■ The request:
Copy everything in the data below exactly except the pictures.

(Data items)
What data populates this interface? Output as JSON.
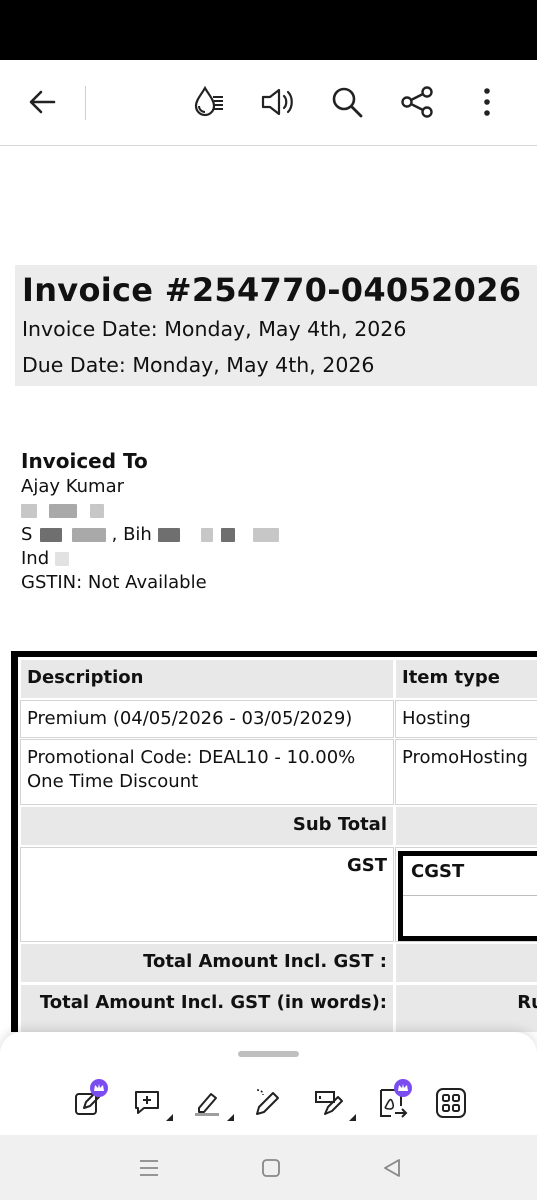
{
  "toolbar": {
    "icons": [
      "back-arrow-icon",
      "reading-mode-icon",
      "speaker-icon",
      "search-icon",
      "share-icon",
      "more-options-icon"
    ]
  },
  "invoice": {
    "title": "Invoice #254770-04052026",
    "invoice_date": "Invoice Date: Monday, May 4th, 2026",
    "due_date": "Due Date: Monday, May 4th, 2026"
  },
  "invoiced_to": {
    "heading": "Invoiced To",
    "name": "Ajay Kumar",
    "line_address_prefix": "S",
    "line_city_fragment": ", Bih",
    "line_country": "Ind",
    "gstin": "GSTIN: Not Available"
  },
  "table": {
    "headers": {
      "description": "Description",
      "item_type": "Item type"
    },
    "rows": [
      {
        "description": "Premium (04/05/2026 - 03/05/2029)",
        "item_type": "Hosting"
      },
      {
        "description": "Promotional Code: DEAL10 - 10.00% One Time Discount",
        "item_type": "PromoHosting"
      }
    ],
    "sub_total_label": "Sub Total",
    "gst_label": "GST",
    "cgst_label": "CGST",
    "total_label": "Total Amount Incl. GST :",
    "total_words_label": "Total Amount Incl. GST (in words):",
    "total_words_value": "Rupe"
  },
  "bottom_tools": [
    "edit-premium-icon",
    "add-comment-icon",
    "highlighter-icon",
    "pen-icon",
    "sign-icon",
    "convert-pdf-premium-icon",
    "grid-menu-icon"
  ],
  "nav": [
    "recents-icon",
    "home-icon",
    "back-icon"
  ],
  "colors": {
    "premium_badge": "#7b4df0",
    "header_bg": "#ececec",
    "table_grey": "#e8e8e8"
  }
}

■ Response:
What data populates this interface? Output as JSON.
{
  "toolbar": {
    "icons": [
      "back-arrow-icon",
      "reading-mode-icon",
      "speaker-icon",
      "search-icon",
      "share-icon",
      "more-options-icon"
    ]
  },
  "invoice": {
    "title": "Invoice #254770-04052026",
    "invoice_date": "Invoice Date: Monday, May 4th, 2026",
    "due_date": "Due Date: Monday, May 4th, 2026"
  },
  "invoiced_to": {
    "heading": "Invoiced To",
    "name": "Ajay Kumar",
    "line_address_prefix": "S",
    "line_city_fragment": ", Bih",
    "line_country": "Ind",
    "gstin": "GSTIN: Not Available"
  },
  "table": {
    "headers": {
      "description": "Description",
      "item_type": "Item type"
    },
    "rows": [
      {
        "description": "Premium (04/05/2026 - 03/05/2029)",
        "item_type": "Hosting"
      },
      {
        "description": "Promotional Code: DEAL10 - 10.00% One Time Discount",
        "item_type": "PromoHosting"
      }
    ],
    "sub_total_label": "Sub Total",
    "gst_label": "GST",
    "cgst_label": "CGST",
    "total_label": "Total Amount Incl. GST :",
    "total_words_label": "Total Amount Incl. GST (in words):",
    "total_words_value": "Rupe"
  },
  "bottom_tools": [
    "edit-premium-icon",
    "add-comment-icon",
    "highlighter-icon",
    "pen-icon",
    "sign-icon",
    "convert-pdf-premium-icon",
    "grid-menu-icon"
  ],
  "nav": [
    "recents-icon",
    "home-icon",
    "back-icon"
  ],
  "colors": {
    "premium_badge": "#7b4df0",
    "header_bg": "#ececec",
    "table_grey": "#e8e8e8"
  }
}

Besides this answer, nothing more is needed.